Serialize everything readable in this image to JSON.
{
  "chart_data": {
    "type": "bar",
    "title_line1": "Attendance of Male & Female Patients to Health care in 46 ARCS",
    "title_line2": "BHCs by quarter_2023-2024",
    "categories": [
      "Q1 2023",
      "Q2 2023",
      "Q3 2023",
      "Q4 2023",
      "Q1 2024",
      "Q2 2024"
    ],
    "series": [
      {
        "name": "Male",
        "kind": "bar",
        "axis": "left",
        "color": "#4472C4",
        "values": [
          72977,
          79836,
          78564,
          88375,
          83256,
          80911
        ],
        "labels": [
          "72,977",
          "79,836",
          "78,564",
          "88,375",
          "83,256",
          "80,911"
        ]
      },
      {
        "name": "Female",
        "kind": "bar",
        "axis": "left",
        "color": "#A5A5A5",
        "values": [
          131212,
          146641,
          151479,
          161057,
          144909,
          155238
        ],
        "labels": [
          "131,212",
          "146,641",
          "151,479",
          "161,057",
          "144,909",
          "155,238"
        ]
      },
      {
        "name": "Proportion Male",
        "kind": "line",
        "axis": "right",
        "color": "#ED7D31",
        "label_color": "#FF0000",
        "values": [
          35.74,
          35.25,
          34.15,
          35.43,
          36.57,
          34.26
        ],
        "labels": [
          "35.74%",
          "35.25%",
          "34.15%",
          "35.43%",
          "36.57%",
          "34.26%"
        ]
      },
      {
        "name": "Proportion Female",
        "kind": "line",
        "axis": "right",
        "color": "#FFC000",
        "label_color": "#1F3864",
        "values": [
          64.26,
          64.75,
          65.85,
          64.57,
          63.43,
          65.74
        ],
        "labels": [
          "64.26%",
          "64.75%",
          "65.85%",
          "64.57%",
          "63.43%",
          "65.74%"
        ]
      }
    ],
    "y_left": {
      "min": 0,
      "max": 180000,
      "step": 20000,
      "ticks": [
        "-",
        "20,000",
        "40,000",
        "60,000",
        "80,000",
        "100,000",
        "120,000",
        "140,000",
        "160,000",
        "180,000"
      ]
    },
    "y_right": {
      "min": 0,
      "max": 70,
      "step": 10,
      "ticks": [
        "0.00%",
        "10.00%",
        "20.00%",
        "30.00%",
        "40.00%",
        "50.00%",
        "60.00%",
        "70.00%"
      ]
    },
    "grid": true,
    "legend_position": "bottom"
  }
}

▶ **REQUIREMENT**:
From the data above, copy each line exactly.

▶ **ANSWER TO THIS PROBLEM**:
Serialize everything readable in this image to JSON.
{
  "chart_data": {
    "type": "bar",
    "title_line1": "Attendance of Male & Female Patients to Health care in 46 ARCS",
    "title_line2": "BHCs by quarter_2023-2024",
    "categories": [
      "Q1 2023",
      "Q2 2023",
      "Q3 2023",
      "Q4 2023",
      "Q1 2024",
      "Q2 2024"
    ],
    "series": [
      {
        "name": "Male",
        "kind": "bar",
        "axis": "left",
        "color": "#4472C4",
        "values": [
          72977,
          79836,
          78564,
          88375,
          83256,
          80911
        ],
        "labels": [
          "72,977",
          "79,836",
          "78,564",
          "88,375",
          "83,256",
          "80,911"
        ]
      },
      {
        "name": "Female",
        "kind": "bar",
        "axis": "left",
        "color": "#A5A5A5",
        "values": [
          131212,
          146641,
          151479,
          161057,
          144909,
          155238
        ],
        "labels": [
          "131,212",
          "146,641",
          "151,479",
          "161,057",
          "144,909",
          "155,238"
        ]
      },
      {
        "name": "Proportion Male",
        "kind": "line",
        "axis": "right",
        "color": "#ED7D31",
        "label_color": "#FF0000",
        "values": [
          35.74,
          35.25,
          34.15,
          35.43,
          36.57,
          34.26
        ],
        "labels": [
          "35.74%",
          "35.25%",
          "34.15%",
          "35.43%",
          "36.57%",
          "34.26%"
        ]
      },
      {
        "name": "Proportion Female",
        "kind": "line",
        "axis": "right",
        "color": "#FFC000",
        "label_color": "#1F3864",
        "values": [
          64.26,
          64.75,
          65.85,
          64.57,
          63.43,
          65.74
        ],
        "labels": [
          "64.26%",
          "64.75%",
          "65.85%",
          "64.57%",
          "63.43%",
          "65.74%"
        ]
      }
    ],
    "y_left": {
      "min": 0,
      "max": 180000,
      "step": 20000,
      "ticks": [
        "-",
        "20,000",
        "40,000",
        "60,000",
        "80,000",
        "100,000",
        "120,000",
        "140,000",
        "160,000",
        "180,000"
      ]
    },
    "y_right": {
      "min": 0,
      "max": 70,
      "step": 10,
      "ticks": [
        "0.00%",
        "10.00%",
        "20.00%",
        "30.00%",
        "40.00%",
        "50.00%",
        "60.00%",
        "70.00%"
      ]
    },
    "grid": true,
    "legend_position": "bottom"
  }
}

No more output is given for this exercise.